### Dataset records on visual material:
○ ○ ○ ○ ○

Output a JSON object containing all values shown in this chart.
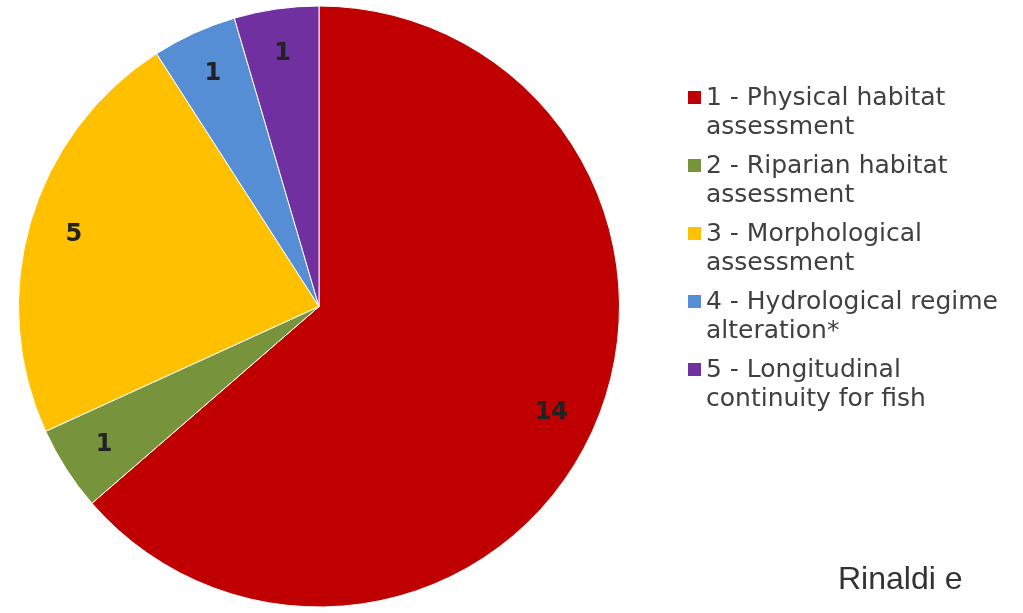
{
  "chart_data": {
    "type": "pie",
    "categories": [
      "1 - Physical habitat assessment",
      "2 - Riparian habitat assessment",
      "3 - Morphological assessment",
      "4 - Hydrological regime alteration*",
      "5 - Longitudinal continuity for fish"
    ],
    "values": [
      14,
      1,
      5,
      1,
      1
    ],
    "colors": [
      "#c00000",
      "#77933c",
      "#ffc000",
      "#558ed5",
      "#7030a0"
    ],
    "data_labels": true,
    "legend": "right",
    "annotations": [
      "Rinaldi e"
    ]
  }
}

○ ○ ○ ○ ○

### WHAT IS ASKED:
Repeat the records above verbatim, with no pictures in the result.

### IN RESPONSE:
Output a JSON object containing all values shown in this chart.
{
  "chart_data": {
    "type": "pie",
    "categories": [
      "1 - Physical habitat assessment",
      "2 - Riparian habitat assessment",
      "3 - Morphological assessment",
      "4 - Hydrological regime alteration*",
      "5 - Longitudinal continuity for fish"
    ],
    "values": [
      14,
      1,
      5,
      1,
      1
    ],
    "colors": [
      "#c00000",
      "#77933c",
      "#ffc000",
      "#558ed5",
      "#7030a0"
    ],
    "data_labels": true,
    "legend": "right",
    "annotations": [
      "Rinaldi e"
    ]
  }
}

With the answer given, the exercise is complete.